> [What the task asks] Output all of the data below exactly as given.

▬▬▬

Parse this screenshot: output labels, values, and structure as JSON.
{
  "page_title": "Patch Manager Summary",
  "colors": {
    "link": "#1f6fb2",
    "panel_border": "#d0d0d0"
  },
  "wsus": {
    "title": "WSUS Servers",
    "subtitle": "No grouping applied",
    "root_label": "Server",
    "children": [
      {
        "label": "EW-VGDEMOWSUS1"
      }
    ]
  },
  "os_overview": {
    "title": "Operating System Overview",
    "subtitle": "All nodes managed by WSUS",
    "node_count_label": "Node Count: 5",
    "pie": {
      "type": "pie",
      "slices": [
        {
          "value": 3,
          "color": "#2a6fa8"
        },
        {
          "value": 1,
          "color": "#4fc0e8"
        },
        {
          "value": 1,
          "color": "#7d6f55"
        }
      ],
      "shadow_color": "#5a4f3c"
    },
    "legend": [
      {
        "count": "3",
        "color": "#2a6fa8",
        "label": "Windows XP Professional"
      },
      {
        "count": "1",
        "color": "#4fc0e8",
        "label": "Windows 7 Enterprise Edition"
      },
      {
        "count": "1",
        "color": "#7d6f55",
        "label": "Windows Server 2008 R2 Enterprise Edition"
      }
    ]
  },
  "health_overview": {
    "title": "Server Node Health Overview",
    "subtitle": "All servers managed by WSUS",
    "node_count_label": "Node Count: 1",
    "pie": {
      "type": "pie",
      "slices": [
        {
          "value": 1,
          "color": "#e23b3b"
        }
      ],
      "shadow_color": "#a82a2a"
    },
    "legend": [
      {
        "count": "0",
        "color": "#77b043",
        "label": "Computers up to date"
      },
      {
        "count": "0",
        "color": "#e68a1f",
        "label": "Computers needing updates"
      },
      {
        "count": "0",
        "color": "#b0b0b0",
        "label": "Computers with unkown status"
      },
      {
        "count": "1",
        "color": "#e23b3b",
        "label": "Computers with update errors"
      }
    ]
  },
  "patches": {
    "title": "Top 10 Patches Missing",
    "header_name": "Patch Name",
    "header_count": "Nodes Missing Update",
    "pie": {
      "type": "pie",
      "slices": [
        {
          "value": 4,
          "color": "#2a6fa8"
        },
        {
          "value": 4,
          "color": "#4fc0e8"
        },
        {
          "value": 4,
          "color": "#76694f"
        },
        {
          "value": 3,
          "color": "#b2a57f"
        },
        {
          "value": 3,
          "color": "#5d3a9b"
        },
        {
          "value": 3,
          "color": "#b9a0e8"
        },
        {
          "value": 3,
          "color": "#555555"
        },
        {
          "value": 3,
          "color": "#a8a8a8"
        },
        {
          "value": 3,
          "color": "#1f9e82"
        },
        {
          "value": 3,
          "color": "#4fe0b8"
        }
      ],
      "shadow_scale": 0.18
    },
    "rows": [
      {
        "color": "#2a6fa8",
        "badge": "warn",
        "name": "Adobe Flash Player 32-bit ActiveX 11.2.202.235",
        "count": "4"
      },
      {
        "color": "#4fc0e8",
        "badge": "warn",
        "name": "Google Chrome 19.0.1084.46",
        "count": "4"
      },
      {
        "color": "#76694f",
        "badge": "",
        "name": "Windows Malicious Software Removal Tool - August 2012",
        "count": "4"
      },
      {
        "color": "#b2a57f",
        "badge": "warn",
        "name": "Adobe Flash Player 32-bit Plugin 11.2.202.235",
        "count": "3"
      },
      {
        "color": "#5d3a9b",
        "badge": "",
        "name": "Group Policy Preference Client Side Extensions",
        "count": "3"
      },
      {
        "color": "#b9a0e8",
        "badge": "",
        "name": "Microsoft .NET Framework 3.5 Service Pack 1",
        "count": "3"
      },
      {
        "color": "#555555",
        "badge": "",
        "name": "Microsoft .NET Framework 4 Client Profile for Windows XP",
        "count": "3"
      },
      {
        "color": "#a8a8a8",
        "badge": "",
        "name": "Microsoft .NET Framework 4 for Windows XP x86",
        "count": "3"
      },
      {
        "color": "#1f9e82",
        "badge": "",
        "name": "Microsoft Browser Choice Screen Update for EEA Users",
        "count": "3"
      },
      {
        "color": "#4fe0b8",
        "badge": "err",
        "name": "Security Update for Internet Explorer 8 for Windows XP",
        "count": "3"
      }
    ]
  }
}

▬▬▬

> [Expected answer]
Parse this screenshot: output labels, values, and structure as JSON.
{
  "page_title": "Patch Manager Summary",
  "colors": {
    "link": "#1f6fb2",
    "panel_border": "#d0d0d0"
  },
  "wsus": {
    "title": "WSUS Servers",
    "subtitle": "No grouping applied",
    "root_label": "Server",
    "children": [
      {
        "label": "EW-VGDEMOWSUS1"
      }
    ]
  },
  "os_overview": {
    "title": "Operating System Overview",
    "subtitle": "All nodes managed by WSUS",
    "node_count_label": "Node Count: 5",
    "pie": {
      "type": "pie",
      "slices": [
        {
          "value": 3,
          "color": "#2a6fa8"
        },
        {
          "value": 1,
          "color": "#4fc0e8"
        },
        {
          "value": 1,
          "color": "#7d6f55"
        }
      ],
      "shadow_color": "#5a4f3c"
    },
    "legend": [
      {
        "count": "3",
        "color": "#2a6fa8",
        "label": "Windows XP Professional"
      },
      {
        "count": "1",
        "color": "#4fc0e8",
        "label": "Windows 7 Enterprise Edition"
      },
      {
        "count": "1",
        "color": "#7d6f55",
        "label": "Windows Server 2008 R2 Enterprise Edition"
      }
    ]
  },
  "health_overview": {
    "title": "Server Node Health Overview",
    "subtitle": "All servers managed by WSUS",
    "node_count_label": "Node Count: 1",
    "pie": {
      "type": "pie",
      "slices": [
        {
          "value": 1,
          "color": "#e23b3b"
        }
      ],
      "shadow_color": "#a82a2a"
    },
    "legend": [
      {
        "count": "0",
        "color": "#77b043",
        "label": "Computers up to date"
      },
      {
        "count": "0",
        "color": "#e68a1f",
        "label": "Computers needing updates"
      },
      {
        "count": "0",
        "color": "#b0b0b0",
        "label": "Computers with unkown status"
      },
      {
        "count": "1",
        "color": "#e23b3b",
        "label": "Computers with update errors"
      }
    ]
  },
  "patches": {
    "title": "Top 10 Patches Missing",
    "header_name": "Patch Name",
    "header_count": "Nodes Missing Update",
    "pie": {
      "type": "pie",
      "slices": [
        {
          "value": 4,
          "color": "#2a6fa8"
        },
        {
          "value": 4,
          "color": "#4fc0e8"
        },
        {
          "value": 4,
          "color": "#76694f"
        },
        {
          "value": 3,
          "color": "#b2a57f"
        },
        {
          "value": 3,
          "color": "#5d3a9b"
        },
        {
          "value": 3,
          "color": "#b9a0e8"
        },
        {
          "value": 3,
          "color": "#555555"
        },
        {
          "value": 3,
          "color": "#a8a8a8"
        },
        {
          "value": 3,
          "color": "#1f9e82"
        },
        {
          "value": 3,
          "color": "#4fe0b8"
        }
      ],
      "shadow_scale": 0.18
    },
    "rows": [
      {
        "color": "#2a6fa8",
        "badge": "warn",
        "name": "Adobe Flash Player 32-bit ActiveX 11.2.202.235",
        "count": "4"
      },
      {
        "color": "#4fc0e8",
        "badge": "warn",
        "name": "Google Chrome 19.0.1084.46",
        "count": "4"
      },
      {
        "color": "#76694f",
        "badge": "",
        "name": "Windows Malicious Software Removal Tool - August 2012",
        "count": "4"
      },
      {
        "color": "#b2a57f",
        "badge": "warn",
        "name": "Adobe Flash Player 32-bit Plugin 11.2.202.235",
        "count": "3"
      },
      {
        "color": "#5d3a9b",
        "badge": "",
        "name": "Group Policy Preference Client Side Extensions",
        "count": "3"
      },
      {
        "color": "#b9a0e8",
        "badge": "",
        "name": "Microsoft .NET Framework 3.5 Service Pack 1",
        "count": "3"
      },
      {
        "color": "#555555",
        "badge": "",
        "name": "Microsoft .NET Framework 4 Client Profile for Windows XP",
        "count": "3"
      },
      {
        "color": "#a8a8a8",
        "badge": "",
        "name": "Microsoft .NET Framework 4 for Windows XP x86",
        "count": "3"
      },
      {
        "color": "#1f9e82",
        "badge": "",
        "name": "Microsoft Browser Choice Screen Update for EEA Users",
        "count": "3"
      },
      {
        "color": "#4fe0b8",
        "badge": "err",
        "name": "Security Update for Internet Explorer 8 for Windows XP",
        "count": "3"
      }
    ]
  }
}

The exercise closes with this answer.